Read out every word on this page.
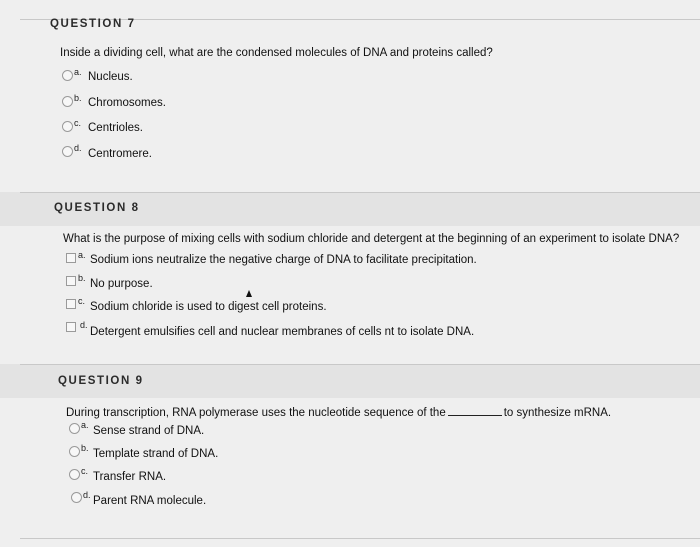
QUESTION 7
Inside a dividing cell, what are the condensed molecules of DNA and proteins called?
a. Nucleus.
b. Chromosomes.
c. Centrioles.
d. Centromere.
QUESTION 8
What is the purpose of mixing cells with sodium chloride and detergent at the beginning of an experiment to isolate DNA?
a. Sodium ions neutralize the negative charge of DNA to facilitate precipitation.
b. No purpose.
c. Sodium chloride is used to digest cell proteins.
d.
Detergent emulsifies cell and nuclear membranes of cells nt to isolate DNA.
QUESTION 9
During transcription, RNA polymerase uses the nucleotide sequence of the	to synthesize mRNA.
a. Sense strand of DNA.
b. Template strand of DNA.
c. Transfer RNA.
d. Parent RNA molecule.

Assignment: Every line of the data above should be quoted exactly. Omit the pictures.

Answer section:
Read out every word on this page.
QUESTION 7
Inside a dividing cell, what are the condensed molecules of DNA and proteins called?
a. Nucleus.
b. Chromosomes.
c. Centrioles.
d. Centromere.
QUESTION 8
What is the purpose of mixing cells with sodium chloride and detergent at the beginning of an experiment to isolate DNA?
a. Sodium ions neutralize the negative charge of DNA to facilitate precipitation.
b. No purpose.
c. Sodium chloride is used to digest cell proteins.
d.
Detergent emulsifies cell and nuclear membranes of cells nt to isolate DNA.
QUESTION 9
During transcription, RNA polymerase uses the nucleotide sequence of the	to synthesize mRNA.
a. Sense strand of DNA.
b. Template strand of DNA.
c. Transfer RNA.
d. Parent RNA molecule.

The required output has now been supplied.